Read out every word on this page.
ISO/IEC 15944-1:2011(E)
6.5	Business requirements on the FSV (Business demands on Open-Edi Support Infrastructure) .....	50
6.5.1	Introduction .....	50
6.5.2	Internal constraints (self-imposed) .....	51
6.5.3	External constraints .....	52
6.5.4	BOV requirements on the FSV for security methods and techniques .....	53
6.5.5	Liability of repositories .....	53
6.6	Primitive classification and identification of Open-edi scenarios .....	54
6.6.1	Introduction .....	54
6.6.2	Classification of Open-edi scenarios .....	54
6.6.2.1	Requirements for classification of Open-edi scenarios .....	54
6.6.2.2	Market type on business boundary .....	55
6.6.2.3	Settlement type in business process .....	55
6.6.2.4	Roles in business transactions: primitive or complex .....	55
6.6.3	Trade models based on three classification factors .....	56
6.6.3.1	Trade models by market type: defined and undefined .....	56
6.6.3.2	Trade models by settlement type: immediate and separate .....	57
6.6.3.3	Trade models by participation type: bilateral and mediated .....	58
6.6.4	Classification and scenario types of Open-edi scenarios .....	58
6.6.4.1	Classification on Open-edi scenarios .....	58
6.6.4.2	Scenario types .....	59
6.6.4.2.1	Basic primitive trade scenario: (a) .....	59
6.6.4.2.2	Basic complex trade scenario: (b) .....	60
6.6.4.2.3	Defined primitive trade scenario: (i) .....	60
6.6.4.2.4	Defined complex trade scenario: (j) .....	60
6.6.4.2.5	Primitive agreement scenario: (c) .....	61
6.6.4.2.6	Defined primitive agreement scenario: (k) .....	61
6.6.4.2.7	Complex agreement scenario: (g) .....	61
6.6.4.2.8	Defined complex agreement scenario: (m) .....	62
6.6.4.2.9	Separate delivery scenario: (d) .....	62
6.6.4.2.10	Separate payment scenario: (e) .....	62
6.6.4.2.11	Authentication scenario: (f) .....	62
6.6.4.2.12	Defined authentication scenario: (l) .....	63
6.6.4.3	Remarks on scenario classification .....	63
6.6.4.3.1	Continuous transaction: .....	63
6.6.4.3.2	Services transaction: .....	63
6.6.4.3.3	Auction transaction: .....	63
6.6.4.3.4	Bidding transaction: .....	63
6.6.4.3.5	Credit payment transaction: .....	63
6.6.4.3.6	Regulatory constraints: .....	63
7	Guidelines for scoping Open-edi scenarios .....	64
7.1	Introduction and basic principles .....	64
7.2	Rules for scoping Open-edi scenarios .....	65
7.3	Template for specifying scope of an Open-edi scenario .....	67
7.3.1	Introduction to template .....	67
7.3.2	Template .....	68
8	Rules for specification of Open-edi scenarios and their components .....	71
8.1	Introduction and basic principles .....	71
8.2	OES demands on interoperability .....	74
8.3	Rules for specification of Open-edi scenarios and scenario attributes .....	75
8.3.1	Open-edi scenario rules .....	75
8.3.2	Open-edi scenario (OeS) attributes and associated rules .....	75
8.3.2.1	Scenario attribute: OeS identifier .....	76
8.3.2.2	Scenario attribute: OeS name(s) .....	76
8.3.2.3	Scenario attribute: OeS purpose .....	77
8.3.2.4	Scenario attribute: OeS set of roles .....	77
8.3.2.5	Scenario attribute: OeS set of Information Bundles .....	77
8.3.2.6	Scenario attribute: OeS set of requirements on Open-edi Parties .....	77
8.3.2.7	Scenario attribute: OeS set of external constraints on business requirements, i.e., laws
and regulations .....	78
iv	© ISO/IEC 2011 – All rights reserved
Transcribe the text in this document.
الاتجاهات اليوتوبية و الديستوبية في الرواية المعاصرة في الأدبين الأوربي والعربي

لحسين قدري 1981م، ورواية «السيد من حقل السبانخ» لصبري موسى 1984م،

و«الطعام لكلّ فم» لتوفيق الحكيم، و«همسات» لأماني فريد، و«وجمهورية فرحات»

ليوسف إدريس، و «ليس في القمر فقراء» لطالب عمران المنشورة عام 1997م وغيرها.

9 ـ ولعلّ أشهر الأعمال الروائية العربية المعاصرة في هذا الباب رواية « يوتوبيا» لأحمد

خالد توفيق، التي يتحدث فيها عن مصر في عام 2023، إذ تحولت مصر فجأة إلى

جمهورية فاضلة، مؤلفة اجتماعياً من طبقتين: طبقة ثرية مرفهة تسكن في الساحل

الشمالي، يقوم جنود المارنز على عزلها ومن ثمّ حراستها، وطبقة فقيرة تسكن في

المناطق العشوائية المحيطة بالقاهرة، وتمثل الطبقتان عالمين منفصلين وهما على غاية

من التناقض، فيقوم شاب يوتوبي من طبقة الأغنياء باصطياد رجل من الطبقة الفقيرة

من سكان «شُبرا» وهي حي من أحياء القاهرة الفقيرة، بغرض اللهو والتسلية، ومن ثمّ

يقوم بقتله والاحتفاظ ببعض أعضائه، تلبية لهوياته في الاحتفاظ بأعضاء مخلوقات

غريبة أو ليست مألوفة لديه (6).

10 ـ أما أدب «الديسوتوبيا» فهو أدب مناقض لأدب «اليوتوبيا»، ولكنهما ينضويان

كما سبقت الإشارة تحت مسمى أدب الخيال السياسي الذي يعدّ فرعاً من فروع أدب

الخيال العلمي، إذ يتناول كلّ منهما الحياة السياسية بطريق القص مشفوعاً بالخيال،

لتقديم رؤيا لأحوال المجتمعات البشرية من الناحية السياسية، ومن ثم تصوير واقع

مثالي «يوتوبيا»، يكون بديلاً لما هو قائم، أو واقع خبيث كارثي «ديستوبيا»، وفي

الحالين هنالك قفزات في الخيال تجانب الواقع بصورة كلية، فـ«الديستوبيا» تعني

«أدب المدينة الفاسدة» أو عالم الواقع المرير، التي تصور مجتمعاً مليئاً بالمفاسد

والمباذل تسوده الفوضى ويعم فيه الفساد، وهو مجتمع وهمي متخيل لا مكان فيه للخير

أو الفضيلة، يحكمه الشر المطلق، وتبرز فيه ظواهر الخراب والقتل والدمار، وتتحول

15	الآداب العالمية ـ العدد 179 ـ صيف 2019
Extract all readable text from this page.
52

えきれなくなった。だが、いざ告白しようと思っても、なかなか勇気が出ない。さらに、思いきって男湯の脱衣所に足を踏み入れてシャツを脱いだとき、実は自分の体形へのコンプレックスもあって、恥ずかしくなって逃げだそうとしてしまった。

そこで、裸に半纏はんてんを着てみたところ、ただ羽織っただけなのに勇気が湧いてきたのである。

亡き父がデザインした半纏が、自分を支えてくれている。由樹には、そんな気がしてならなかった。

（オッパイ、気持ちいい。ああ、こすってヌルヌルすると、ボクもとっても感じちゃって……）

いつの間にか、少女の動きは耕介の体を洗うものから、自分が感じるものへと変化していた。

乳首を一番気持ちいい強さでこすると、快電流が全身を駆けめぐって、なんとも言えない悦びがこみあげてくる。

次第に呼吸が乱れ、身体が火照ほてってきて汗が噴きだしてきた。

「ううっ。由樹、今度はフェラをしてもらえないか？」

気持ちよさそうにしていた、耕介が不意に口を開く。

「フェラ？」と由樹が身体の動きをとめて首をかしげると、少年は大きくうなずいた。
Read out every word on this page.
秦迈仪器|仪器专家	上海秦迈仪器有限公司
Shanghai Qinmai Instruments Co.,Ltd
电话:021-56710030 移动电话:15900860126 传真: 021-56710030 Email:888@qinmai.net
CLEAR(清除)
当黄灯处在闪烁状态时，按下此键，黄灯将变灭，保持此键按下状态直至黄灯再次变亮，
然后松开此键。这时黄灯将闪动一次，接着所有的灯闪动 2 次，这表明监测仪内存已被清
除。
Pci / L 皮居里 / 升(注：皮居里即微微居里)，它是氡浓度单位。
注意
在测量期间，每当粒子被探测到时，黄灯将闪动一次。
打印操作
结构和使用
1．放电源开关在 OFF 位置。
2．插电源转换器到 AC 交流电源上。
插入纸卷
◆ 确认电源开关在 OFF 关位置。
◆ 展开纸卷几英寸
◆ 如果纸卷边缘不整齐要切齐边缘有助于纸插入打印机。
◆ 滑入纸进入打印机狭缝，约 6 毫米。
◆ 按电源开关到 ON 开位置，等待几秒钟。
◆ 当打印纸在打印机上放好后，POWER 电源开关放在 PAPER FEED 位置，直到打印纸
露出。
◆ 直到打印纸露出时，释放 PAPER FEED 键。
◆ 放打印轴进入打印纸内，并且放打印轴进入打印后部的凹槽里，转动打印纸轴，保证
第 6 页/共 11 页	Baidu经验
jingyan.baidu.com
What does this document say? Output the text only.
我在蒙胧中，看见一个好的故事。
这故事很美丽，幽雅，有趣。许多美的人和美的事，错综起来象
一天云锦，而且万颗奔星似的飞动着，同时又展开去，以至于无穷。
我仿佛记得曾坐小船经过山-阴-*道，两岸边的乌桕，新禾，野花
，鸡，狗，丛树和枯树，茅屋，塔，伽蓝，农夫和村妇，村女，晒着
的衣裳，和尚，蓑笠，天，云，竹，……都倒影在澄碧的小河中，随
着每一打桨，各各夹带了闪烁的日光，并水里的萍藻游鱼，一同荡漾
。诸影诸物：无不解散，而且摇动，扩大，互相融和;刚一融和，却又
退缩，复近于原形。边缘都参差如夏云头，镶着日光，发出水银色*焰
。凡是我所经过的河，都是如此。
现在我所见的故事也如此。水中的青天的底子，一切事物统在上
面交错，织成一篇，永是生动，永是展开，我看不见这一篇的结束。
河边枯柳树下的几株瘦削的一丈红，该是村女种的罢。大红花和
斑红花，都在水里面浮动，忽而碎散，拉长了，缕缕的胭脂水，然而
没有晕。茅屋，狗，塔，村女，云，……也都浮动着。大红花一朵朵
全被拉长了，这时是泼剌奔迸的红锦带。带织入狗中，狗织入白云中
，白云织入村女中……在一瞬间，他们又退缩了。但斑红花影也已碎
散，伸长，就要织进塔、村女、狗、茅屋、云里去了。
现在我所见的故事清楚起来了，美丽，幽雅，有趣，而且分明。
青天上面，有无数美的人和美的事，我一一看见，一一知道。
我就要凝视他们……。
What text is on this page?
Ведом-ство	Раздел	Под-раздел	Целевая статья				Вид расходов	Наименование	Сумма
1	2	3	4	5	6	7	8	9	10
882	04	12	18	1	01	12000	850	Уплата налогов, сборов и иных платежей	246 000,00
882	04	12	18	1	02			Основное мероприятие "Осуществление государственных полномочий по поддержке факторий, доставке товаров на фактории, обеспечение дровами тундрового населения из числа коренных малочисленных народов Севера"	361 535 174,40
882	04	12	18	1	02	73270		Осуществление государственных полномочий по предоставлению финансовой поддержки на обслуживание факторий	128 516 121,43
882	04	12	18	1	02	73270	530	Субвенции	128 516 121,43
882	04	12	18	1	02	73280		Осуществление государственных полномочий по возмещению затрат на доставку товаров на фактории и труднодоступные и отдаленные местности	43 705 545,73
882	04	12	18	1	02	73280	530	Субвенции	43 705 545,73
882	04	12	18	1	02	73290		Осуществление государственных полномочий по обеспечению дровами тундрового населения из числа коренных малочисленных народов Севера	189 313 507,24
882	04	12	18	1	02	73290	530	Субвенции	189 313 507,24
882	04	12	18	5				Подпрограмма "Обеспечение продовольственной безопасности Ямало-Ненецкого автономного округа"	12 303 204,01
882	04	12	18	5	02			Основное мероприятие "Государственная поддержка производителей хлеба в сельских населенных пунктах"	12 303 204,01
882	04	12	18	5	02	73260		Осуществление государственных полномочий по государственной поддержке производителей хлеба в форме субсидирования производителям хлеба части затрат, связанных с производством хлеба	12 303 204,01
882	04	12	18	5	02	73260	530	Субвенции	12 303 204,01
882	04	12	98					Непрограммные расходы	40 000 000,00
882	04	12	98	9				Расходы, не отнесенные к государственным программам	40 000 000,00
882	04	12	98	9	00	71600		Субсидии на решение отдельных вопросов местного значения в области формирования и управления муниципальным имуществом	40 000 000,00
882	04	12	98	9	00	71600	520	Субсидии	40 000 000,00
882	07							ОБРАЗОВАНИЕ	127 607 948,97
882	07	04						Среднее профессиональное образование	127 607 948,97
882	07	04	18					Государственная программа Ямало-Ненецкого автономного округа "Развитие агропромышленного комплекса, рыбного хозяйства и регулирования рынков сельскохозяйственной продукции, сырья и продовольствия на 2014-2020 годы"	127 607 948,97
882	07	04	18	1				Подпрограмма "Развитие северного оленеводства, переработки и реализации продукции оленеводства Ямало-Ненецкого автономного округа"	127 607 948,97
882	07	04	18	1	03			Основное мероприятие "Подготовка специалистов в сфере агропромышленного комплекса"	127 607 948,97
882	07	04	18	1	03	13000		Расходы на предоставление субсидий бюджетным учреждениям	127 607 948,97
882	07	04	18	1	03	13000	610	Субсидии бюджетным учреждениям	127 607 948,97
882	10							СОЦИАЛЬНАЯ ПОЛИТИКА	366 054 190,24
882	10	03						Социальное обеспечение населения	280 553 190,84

========

## Exercise objective
Report how many lines contain "page". Give nothing but the number.

## Response
4